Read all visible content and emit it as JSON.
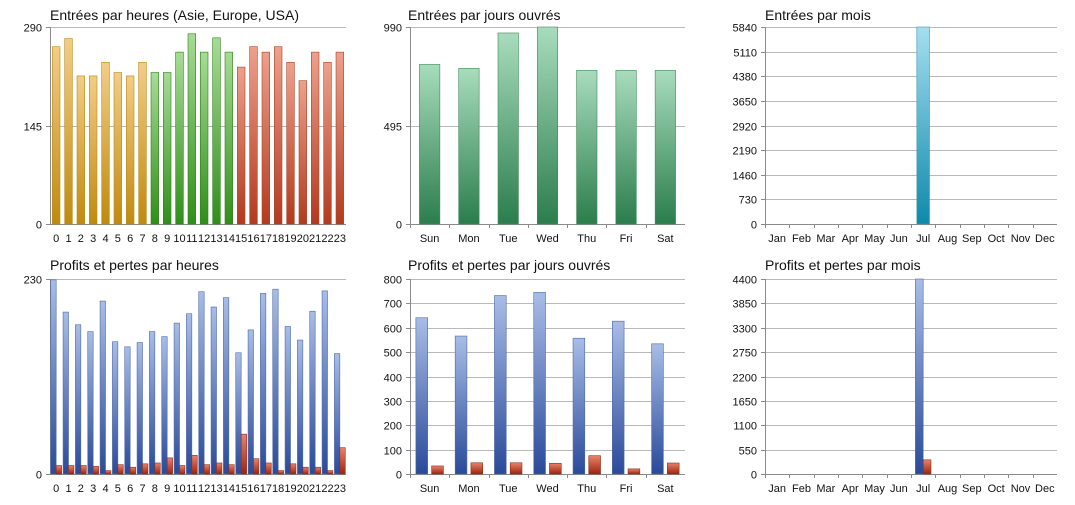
{
  "colors": {
    "hours_gold": [
      "#f2cd86",
      "#c08a0e"
    ],
    "hours_green": [
      "#a7dc95",
      "#2f8f18"
    ],
    "hours_red": [
      "#eea08c",
      "#b23a1e"
    ],
    "weekday_green": [
      "#a8dcbc",
      "#2b7d4c"
    ],
    "month_teal": [
      "#a5def0",
      "#0e8aaa"
    ],
    "profit_blue": [
      "#a8bde6",
      "#2a4a9a"
    ],
    "loss_red": [
      "#e8836a",
      "#9e240e"
    ]
  },
  "chart_data": [
    {
      "id": "entries_hours",
      "type": "bar",
      "title": "Entrées par heures (Asie, Europe, USA)",
      "categories": [
        "0",
        "1",
        "2",
        "3",
        "4",
        "5",
        "6",
        "7",
        "8",
        "9",
        "10",
        "11",
        "12",
        "13",
        "14",
        "15",
        "16",
        "17",
        "18",
        "19",
        "20",
        "21",
        "22",
        "23"
      ],
      "yticks": [
        "0",
        "145",
        "290"
      ],
      "ylim": [
        0,
        290
      ],
      "series": [
        {
          "values": [
            261,
            273,
            218,
            218,
            238,
            223,
            218,
            238,
            223,
            223,
            253,
            280,
            253,
            274,
            253,
            231,
            261,
            253,
            261,
            238,
            211,
            253,
            238,
            253
          ]
        }
      ],
      "bar_colors": [
        "gold",
        "gold",
        "gold",
        "gold",
        "gold",
        "gold",
        "gold",
        "gold",
        "green",
        "green",
        "green",
        "green",
        "green",
        "green",
        "green",
        "red",
        "red",
        "red",
        "red",
        "red",
        "red",
        "red",
        "red",
        "red"
      ],
      "grid": true
    },
    {
      "id": "entries_weekdays",
      "type": "bar",
      "title": "Entrées par jours ouvrés",
      "categories": [
        "Sun",
        "Mon",
        "Tue",
        "Wed",
        "Thu",
        "Fri",
        "Sat"
      ],
      "yticks": [
        "0",
        "495",
        "990"
      ],
      "ylim": [
        0,
        990
      ],
      "series": [
        {
          "values": [
            802,
            782,
            960,
            990,
            772,
            772,
            772
          ]
        }
      ],
      "grid": true
    },
    {
      "id": "entries_months",
      "type": "bar",
      "title": "Entrées par mois",
      "categories": [
        "Jan",
        "Feb",
        "Mar",
        "Apr",
        "May",
        "Jun",
        "Jul",
        "Aug",
        "Sep",
        "Oct",
        "Nov",
        "Dec"
      ],
      "yticks": [
        "0",
        "730",
        "1460",
        "2190",
        "2920",
        "3650",
        "4380",
        "5110",
        "5840"
      ],
      "ylim": [
        0,
        5840
      ],
      "series": [
        {
          "values": [
            0,
            0,
            0,
            0,
            0,
            0,
            5840,
            0,
            0,
            0,
            0,
            0
          ]
        }
      ],
      "grid": true
    },
    {
      "id": "pnl_hours",
      "type": "bar",
      "title": "Profits et pertes par heures",
      "categories": [
        "0",
        "1",
        "2",
        "3",
        "4",
        "5",
        "6",
        "7",
        "8",
        "9",
        "10",
        "11",
        "12",
        "13",
        "14",
        "15",
        "16",
        "17",
        "18",
        "19",
        "20",
        "21",
        "22",
        "23"
      ],
      "yticks": [
        "0",
        "230"
      ],
      "ylim": [
        0,
        230
      ],
      "series": [
        {
          "values": [
            229,
            191,
            176,
            168,
            204,
            156,
            150,
            155,
            168,
            162,
            178,
            189,
            215,
            197,
            208,
            143,
            170,
            213,
            218,
            174,
            158,
            192,
            216,
            142
          ]
        },
        {
          "values": [
            10,
            10,
            10,
            9,
            4,
            11,
            8,
            12,
            13,
            19,
            10,
            22,
            11,
            13,
            11,
            47,
            18,
            13,
            4,
            12,
            8,
            8,
            4,
            31
          ]
        }
      ],
      "grid": true
    },
    {
      "id": "pnl_weekdays",
      "type": "bar",
      "title": "Profits et pertes par jours ouvrés",
      "categories": [
        "Sun",
        "Mon",
        "Tue",
        "Wed",
        "Thu",
        "Fri",
        "Sat"
      ],
      "yticks": [
        "0",
        "100",
        "200",
        "300",
        "400",
        "500",
        "600",
        "700",
        "800"
      ],
      "ylim": [
        0,
        800
      ],
      "series": [
        {
          "values": [
            641,
            566,
            732,
            745,
            557,
            627,
            534
          ]
        },
        {
          "values": [
            33,
            46,
            46,
            44,
            75,
            21,
            45
          ]
        }
      ],
      "grid": true
    },
    {
      "id": "pnl_months",
      "type": "bar",
      "title": "Profits et pertes par mois",
      "categories": [
        "Jan",
        "Feb",
        "Mar",
        "Apr",
        "May",
        "Jun",
        "Jul",
        "Aug",
        "Sep",
        "Oct",
        "Nov",
        "Dec"
      ],
      "yticks": [
        "0",
        "550",
        "1100",
        "1650",
        "2200",
        "2750",
        "3300",
        "3850",
        "4400"
      ],
      "ylim": [
        0,
        4400
      ],
      "series": [
        {
          "values": [
            0,
            0,
            0,
            0,
            0,
            0,
            4400,
            0,
            0,
            0,
            0,
            0
          ]
        },
        {
          "values": [
            0,
            0,
            0,
            0,
            0,
            0,
            320,
            0,
            0,
            0,
            0,
            0
          ]
        }
      ],
      "grid": true
    }
  ]
}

::::

• _WHAT THE EXERCISE ASKS_: Copy the data word for word. Pictures do not go in the copy.

• _ANSWER TO THIS EXERCISE_:
Read all visible content and emit it as JSON.
{
  "colors": {
    "hours_gold": [
      "#f2cd86",
      "#c08a0e"
    ],
    "hours_green": [
      "#a7dc95",
      "#2f8f18"
    ],
    "hours_red": [
      "#eea08c",
      "#b23a1e"
    ],
    "weekday_green": [
      "#a8dcbc",
      "#2b7d4c"
    ],
    "month_teal": [
      "#a5def0",
      "#0e8aaa"
    ],
    "profit_blue": [
      "#a8bde6",
      "#2a4a9a"
    ],
    "loss_red": [
      "#e8836a",
      "#9e240e"
    ]
  },
  "chart_data": [
    {
      "id": "entries_hours",
      "type": "bar",
      "title": "Entrées par heures (Asie, Europe, USA)",
      "categories": [
        "0",
        "1",
        "2",
        "3",
        "4",
        "5",
        "6",
        "7",
        "8",
        "9",
        "10",
        "11",
        "12",
        "13",
        "14",
        "15",
        "16",
        "17",
        "18",
        "19",
        "20",
        "21",
        "22",
        "23"
      ],
      "yticks": [
        "0",
        "145",
        "290"
      ],
      "ylim": [
        0,
        290
      ],
      "series": [
        {
          "values": [
            261,
            273,
            218,
            218,
            238,
            223,
            218,
            238,
            223,
            223,
            253,
            280,
            253,
            274,
            253,
            231,
            261,
            253,
            261,
            238,
            211,
            253,
            238,
            253
          ]
        }
      ],
      "bar_colors": [
        "gold",
        "gold",
        "gold",
        "gold",
        "gold",
        "gold",
        "gold",
        "gold",
        "green",
        "green",
        "green",
        "green",
        "green",
        "green",
        "green",
        "red",
        "red",
        "red",
        "red",
        "red",
        "red",
        "red",
        "red",
        "red"
      ],
      "grid": true
    },
    {
      "id": "entries_weekdays",
      "type": "bar",
      "title": "Entrées par jours ouvrés",
      "categories": [
        "Sun",
        "Mon",
        "Tue",
        "Wed",
        "Thu",
        "Fri",
        "Sat"
      ],
      "yticks": [
        "0",
        "495",
        "990"
      ],
      "ylim": [
        0,
        990
      ],
      "series": [
        {
          "values": [
            802,
            782,
            960,
            990,
            772,
            772,
            772
          ]
        }
      ],
      "grid": true
    },
    {
      "id": "entries_months",
      "type": "bar",
      "title": "Entrées par mois",
      "categories": [
        "Jan",
        "Feb",
        "Mar",
        "Apr",
        "May",
        "Jun",
        "Jul",
        "Aug",
        "Sep",
        "Oct",
        "Nov",
        "Dec"
      ],
      "yticks": [
        "0",
        "730",
        "1460",
        "2190",
        "2920",
        "3650",
        "4380",
        "5110",
        "5840"
      ],
      "ylim": [
        0,
        5840
      ],
      "series": [
        {
          "values": [
            0,
            0,
            0,
            0,
            0,
            0,
            5840,
            0,
            0,
            0,
            0,
            0
          ]
        }
      ],
      "grid": true
    },
    {
      "id": "pnl_hours",
      "type": "bar",
      "title": "Profits et pertes par heures",
      "categories": [
        "0",
        "1",
        "2",
        "3",
        "4",
        "5",
        "6",
        "7",
        "8",
        "9",
        "10",
        "11",
        "12",
        "13",
        "14",
        "15",
        "16",
        "17",
        "18",
        "19",
        "20",
        "21",
        "22",
        "23"
      ],
      "yticks": [
        "0",
        "230"
      ],
      "ylim": [
        0,
        230
      ],
      "series": [
        {
          "values": [
            229,
            191,
            176,
            168,
            204,
            156,
            150,
            155,
            168,
            162,
            178,
            189,
            215,
            197,
            208,
            143,
            170,
            213,
            218,
            174,
            158,
            192,
            216,
            142
          ]
        },
        {
          "values": [
            10,
            10,
            10,
            9,
            4,
            11,
            8,
            12,
            13,
            19,
            10,
            22,
            11,
            13,
            11,
            47,
            18,
            13,
            4,
            12,
            8,
            8,
            4,
            31
          ]
        }
      ],
      "grid": true
    },
    {
      "id": "pnl_weekdays",
      "type": "bar",
      "title": "Profits et pertes par jours ouvrés",
      "categories": [
        "Sun",
        "Mon",
        "Tue",
        "Wed",
        "Thu",
        "Fri",
        "Sat"
      ],
      "yticks": [
        "0",
        "100",
        "200",
        "300",
        "400",
        "500",
        "600",
        "700",
        "800"
      ],
      "ylim": [
        0,
        800
      ],
      "series": [
        {
          "values": [
            641,
            566,
            732,
            745,
            557,
            627,
            534
          ]
        },
        {
          "values": [
            33,
            46,
            46,
            44,
            75,
            21,
            45
          ]
        }
      ],
      "grid": true
    },
    {
      "id": "pnl_months",
      "type": "bar",
      "title": "Profits et pertes par mois",
      "categories": [
        "Jan",
        "Feb",
        "Mar",
        "Apr",
        "May",
        "Jun",
        "Jul",
        "Aug",
        "Sep",
        "Oct",
        "Nov",
        "Dec"
      ],
      "yticks": [
        "0",
        "550",
        "1100",
        "1650",
        "2200",
        "2750",
        "3300",
        "3850",
        "4400"
      ],
      "ylim": [
        0,
        4400
      ],
      "series": [
        {
          "values": [
            0,
            0,
            0,
            0,
            0,
            0,
            4400,
            0,
            0,
            0,
            0,
            0
          ]
        },
        {
          "values": [
            0,
            0,
            0,
            0,
            0,
            0,
            320,
            0,
            0,
            0,
            0,
            0
          ]
        }
      ],
      "grid": true
    }
  ]
}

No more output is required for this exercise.